Author: Nagesh Bheemapaka
Bench: Nagesh Bheemapaka
HON'BLE SRI JUSTICE NAGESH BHEEMAPAKA
WRIT PETITIONS No. 13281, 13359 OF 2020, 34344, 34405, 35262,
35266, 35268, 35269, 35872, 35873, 36929, 36942, 36944, 37048,
37076, 37436 OF 2021
COMMON ORDER:
The above batch of Writ Petitions was filed impugning the notices of disconnection demanding the
differential wheeling charges, losses and interest thereon, on the energy consumed by the petitioners from private generating companies, purported to be basing on the tariff orders issued by the erstwhile A P Electricity Regulatory Commission (APERC) for the FY 2002-03 onwards, as illegal and arbitrary.
2. The case of petitioners is that wheeling agreements were entered into by various generating companies and the erstwhile APSEB/AP TRANSCO/DISCOMs (Licensees) under which the present issue arises, providing for wheeling charges in kind, to be paid by the generating companies to the licensees. These agreements were entered into prior to the establishment of the State Electricity Regulatory Commission (APERC) under the provisions of the Electricity Reforms Act, 1998. After APERC is constituted, it determined the wheeling charges to be paid by the generating companies in cash and also in kind for the losses applicable from FY 2002-2003 onwards in OP No. 510 of 2001. Questioning the order of APERC passed in OP No. 510 of 2001 dated 24.3.2002 in fixing wheeling charges for FY 2002- 2 03 as contrary to the agreements entered into between the generating companies and APSEB/AP TRANSCO/DISCOMs on the ground that APERC lacked jurisdiction to determine the wheeling charges contrary to the wheeling agreement, some of the generating companies and some consumers approached this Court by filing Civil Miscellaneous Appeal Nos. 1015 of 2002 and batch and also Writ Petitions. The Division Bench of this Court by order dated 18.04.2003 set aside the order of the APERC passed in OP No. 510 of 2001 dated 24.03.2002 by holding that APERC lacks jurisdiction to fix the wheeling charges under the provisions of the 1998 Act besides declaring that the rights of the parties under the concluded contracts cannot be altered and further the charges fixed were held to be irrational and exorbitant.
+++
**EXERCISE REQUIREMENTS:**
a) According to the court order above, on what date did the Division Bench set aside the APERC order passed in OP No. 510 of 2001?
b) Reproduce the court order above from "Author: Nagesh Bheemapaka" to "illegal and arbitrary." without changing a word.

**MATERIAL PROVIDED:**
+++
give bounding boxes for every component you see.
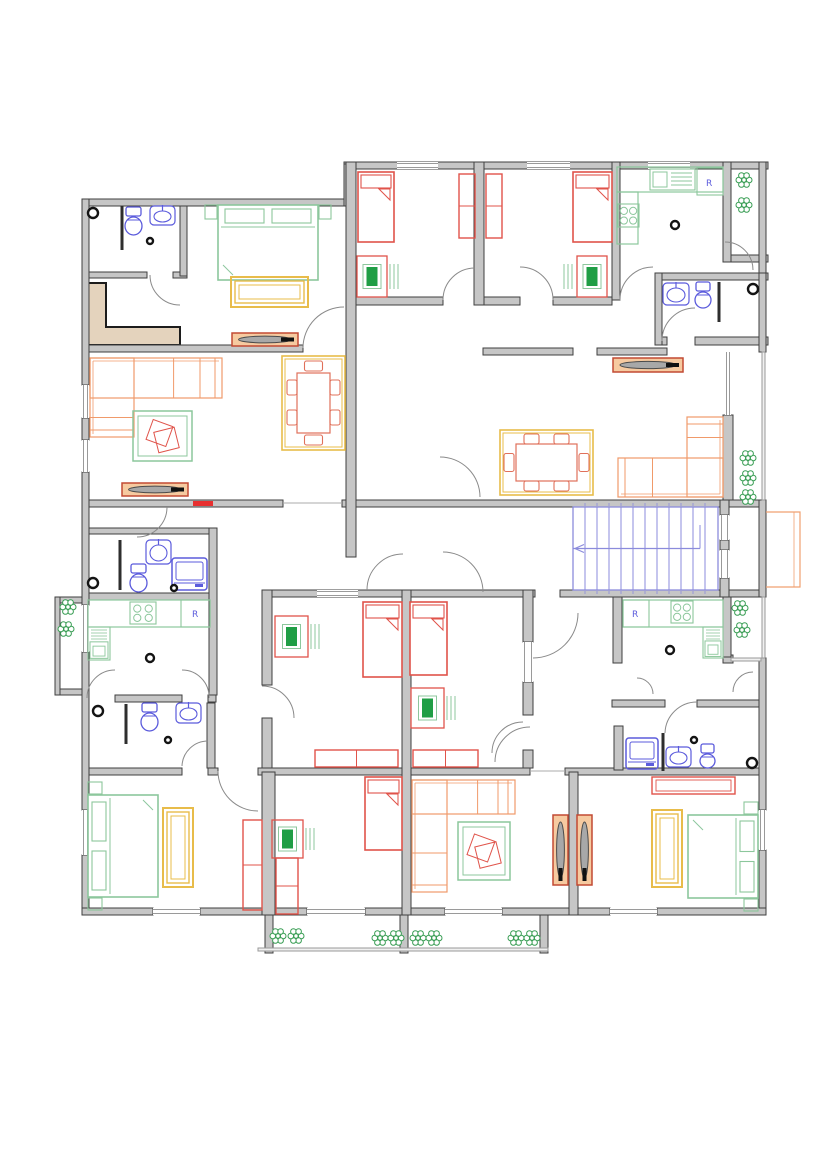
+++
**ANSWERS PROVIDED:**
a) 18.04.2003

b)
Author: Nagesh Bheemapaka
Bench: Nagesh Bheemapaka
HON'BLE SRI JUSTICE NAGESH BHEEMAPAKA
WRIT PETITIONS No. 13281, 13359 OF 2020, 34344, 34405, 35262,
35266, 35268, 35269, 35872, 35873, 36929, 36942, 36944, 37048,
37076, 37436 OF 2021
COMMON ORDER:
The above batch of Writ Petitions was filed impugning the notices of disconnection demanding the
differential wheeling charges, losses and interest thereon, on the energy consumed by the petitioners from private generating companies, purported to be basing on the tariff orders issued by the erstwhile A P Electricity Regulatory Commission (APERC) for the FY 2002-03 onwards, as illegal and arbitrary.